[Begin]

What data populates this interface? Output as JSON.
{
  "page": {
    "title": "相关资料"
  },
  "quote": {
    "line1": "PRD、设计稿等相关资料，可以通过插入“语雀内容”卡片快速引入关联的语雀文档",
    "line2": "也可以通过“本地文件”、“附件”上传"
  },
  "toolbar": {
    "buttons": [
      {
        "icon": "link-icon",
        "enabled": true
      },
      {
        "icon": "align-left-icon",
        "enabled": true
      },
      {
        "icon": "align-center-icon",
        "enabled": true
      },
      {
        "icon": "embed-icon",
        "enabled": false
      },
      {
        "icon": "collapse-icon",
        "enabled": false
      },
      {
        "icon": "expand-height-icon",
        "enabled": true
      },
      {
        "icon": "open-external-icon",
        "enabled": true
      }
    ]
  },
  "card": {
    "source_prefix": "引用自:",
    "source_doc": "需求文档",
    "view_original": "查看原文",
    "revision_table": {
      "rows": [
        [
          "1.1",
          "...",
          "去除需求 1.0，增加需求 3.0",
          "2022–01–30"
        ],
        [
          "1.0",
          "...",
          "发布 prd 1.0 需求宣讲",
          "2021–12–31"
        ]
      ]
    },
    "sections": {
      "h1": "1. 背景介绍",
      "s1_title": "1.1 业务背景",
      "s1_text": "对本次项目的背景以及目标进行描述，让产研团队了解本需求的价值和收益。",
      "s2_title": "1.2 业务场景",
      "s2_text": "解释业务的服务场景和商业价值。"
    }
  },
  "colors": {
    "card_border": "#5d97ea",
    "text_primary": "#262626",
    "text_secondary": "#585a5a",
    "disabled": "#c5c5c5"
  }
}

[End]

PROBLEM:
Repeat the listing in full, keeping every line exactly as it is.

SOLUTION TO THIS PROBLEM:
What data populates this interface? Output as JSON.
{
  "page": {
    "title": "相关资料"
  },
  "quote": {
    "line1": "PRD、设计稿等相关资料，可以通过插入“语雀内容”卡片快速引入关联的语雀文档",
    "line2": "也可以通过“本地文件”、“附件”上传"
  },
  "toolbar": {
    "buttons": [
      {
        "icon": "link-icon",
        "enabled": true
      },
      {
        "icon": "align-left-icon",
        "enabled": true
      },
      {
        "icon": "align-center-icon",
        "enabled": true
      },
      {
        "icon": "embed-icon",
        "enabled": false
      },
      {
        "icon": "collapse-icon",
        "enabled": false
      },
      {
        "icon": "expand-height-icon",
        "enabled": true
      },
      {
        "icon": "open-external-icon",
        "enabled": true
      }
    ]
  },
  "card": {
    "source_prefix": "引用自:",
    "source_doc": "需求文档",
    "view_original": "查看原文",
    "revision_table": {
      "rows": [
        [
          "1.1",
          "...",
          "去除需求 1.0，增加需求 3.0",
          "2022–01–30"
        ],
        [
          "1.0",
          "...",
          "发布 prd 1.0 需求宣讲",
          "2021–12–31"
        ]
      ]
    },
    "sections": {
      "h1": "1. 背景介绍",
      "s1_title": "1.1 业务背景",
      "s1_text": "对本次项目的背景以及目标进行描述，让产研团队了解本需求的价值和收益。",
      "s2_title": "1.2 业务场景",
      "s2_text": "解释业务的服务场景和商业价值。"
    }
  },
  "colors": {
    "card_border": "#5d97ea",
    "text_primary": "#262626",
    "text_secondary": "#585a5a",
    "disabled": "#c5c5c5"
  }
}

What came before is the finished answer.